**Exercise material:**
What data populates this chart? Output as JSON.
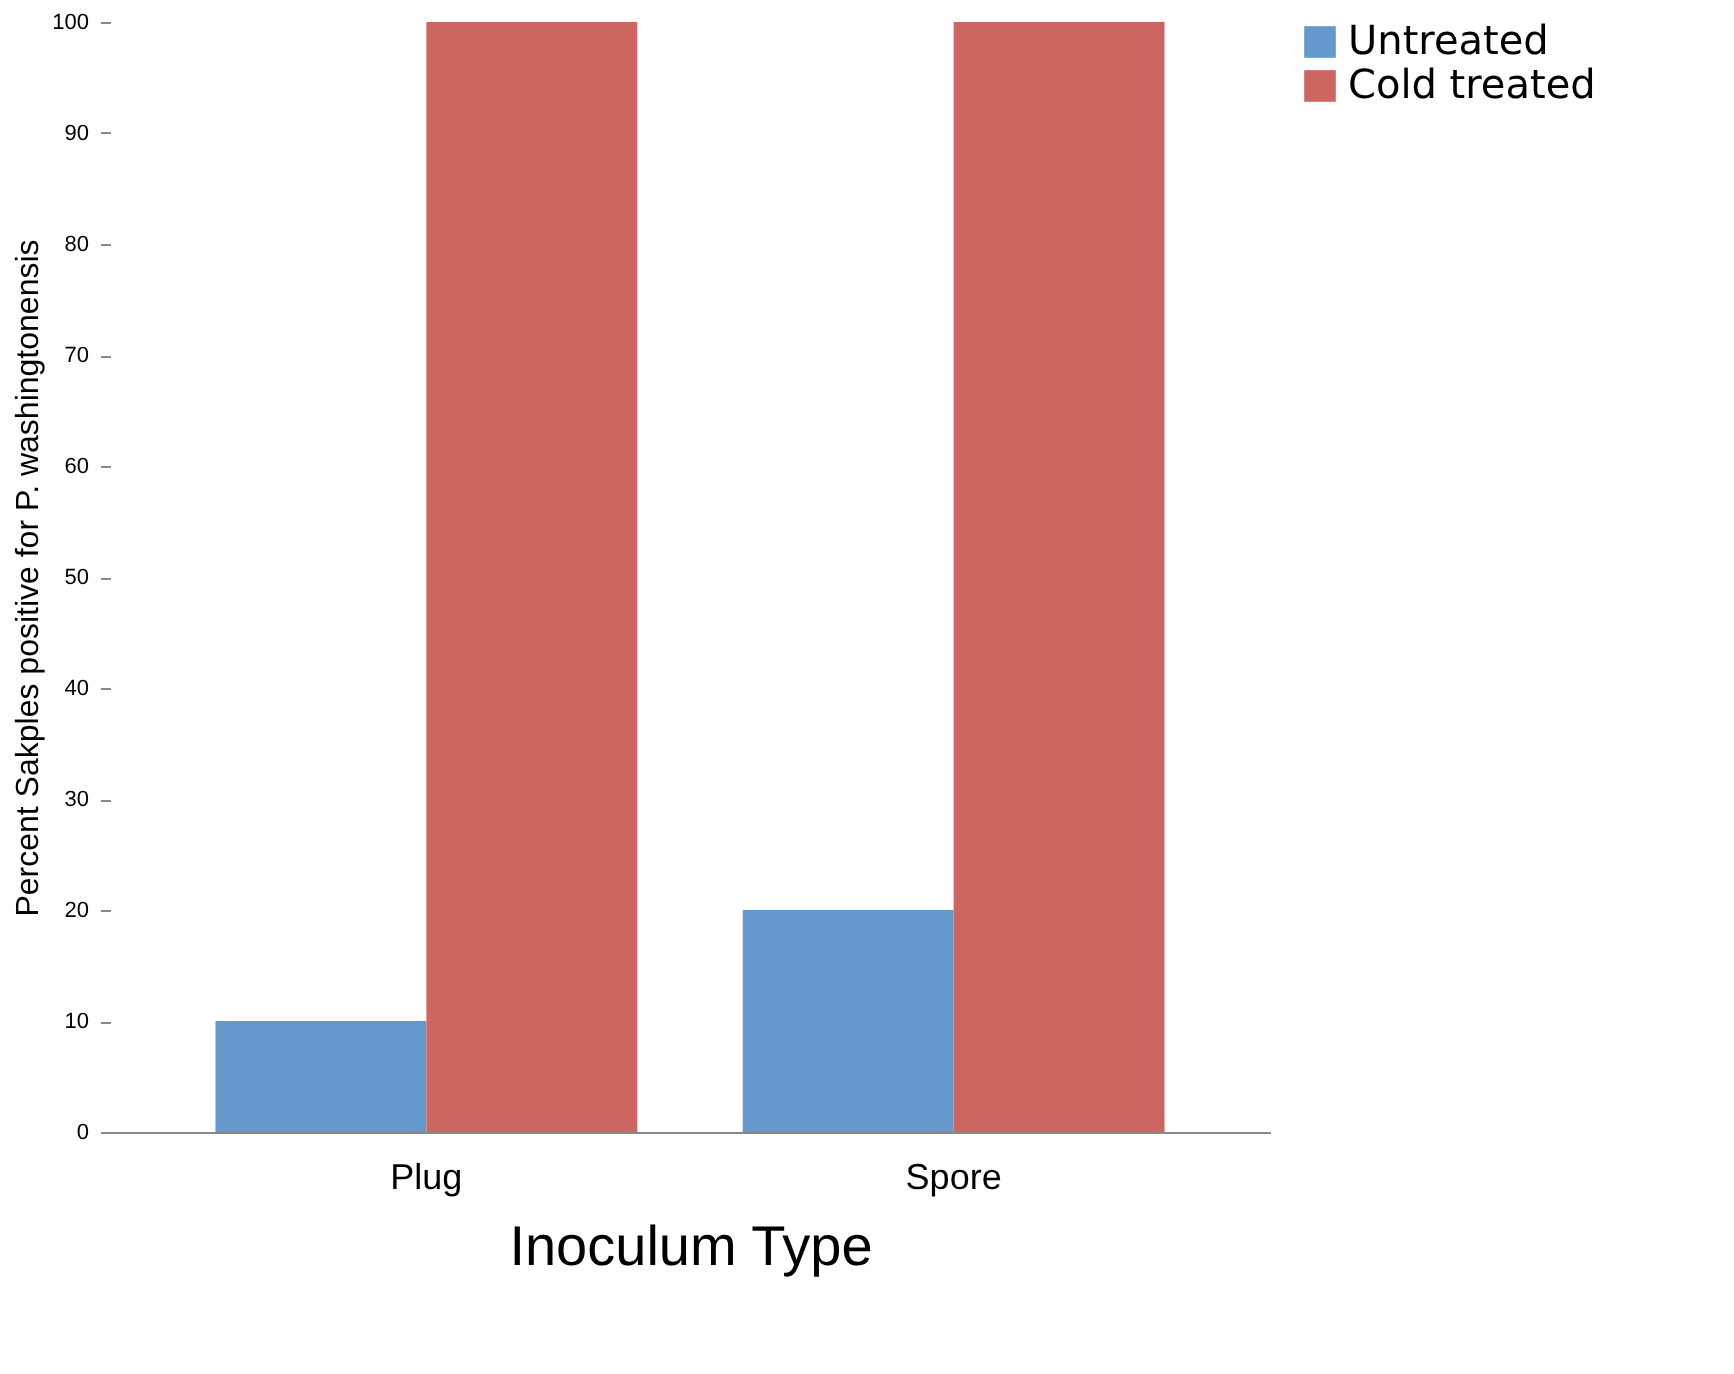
{
  "chart_data": {
    "type": "bar",
    "xlabel": "Inoculum Type",
    "ylabel": "Percent Sakples positive for P. washingtonensis",
    "categories": [
      "Plug",
      "Spore"
    ],
    "series": [
      {
        "name": "Untreated",
        "color": "#6598cd",
        "values": [
          10,
          20
        ]
      },
      {
        "name": "Cold treated",
        "color": "#cd6660",
        "values": [
          100,
          100
        ]
      }
    ],
    "ylim": [
      0,
      100
    ],
    "yticks": [
      0,
      10,
      20,
      30,
      40,
      50,
      60,
      70,
      80,
      90,
      100
    ],
    "grid": false,
    "legend": "right"
  }
}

**Given instruction:** Quote every line word for word and keep the images out of the copy.

**The completed task:**
What data populates this chart? Output as JSON.
{
  "chart_data": {
    "type": "bar",
    "xlabel": "Inoculum Type",
    "ylabel": "Percent Sakples positive for P. washingtonensis",
    "categories": [
      "Plug",
      "Spore"
    ],
    "series": [
      {
        "name": "Untreated",
        "color": "#6598cd",
        "values": [
          10,
          20
        ]
      },
      {
        "name": "Cold treated",
        "color": "#cd6660",
        "values": [
          100,
          100
        ]
      }
    ],
    "ylim": [
      0,
      100
    ],
    "yticks": [
      0,
      10,
      20,
      30,
      40,
      50,
      60,
      70,
      80,
      90,
      100
    ],
    "grid": false,
    "legend": "right"
  }
}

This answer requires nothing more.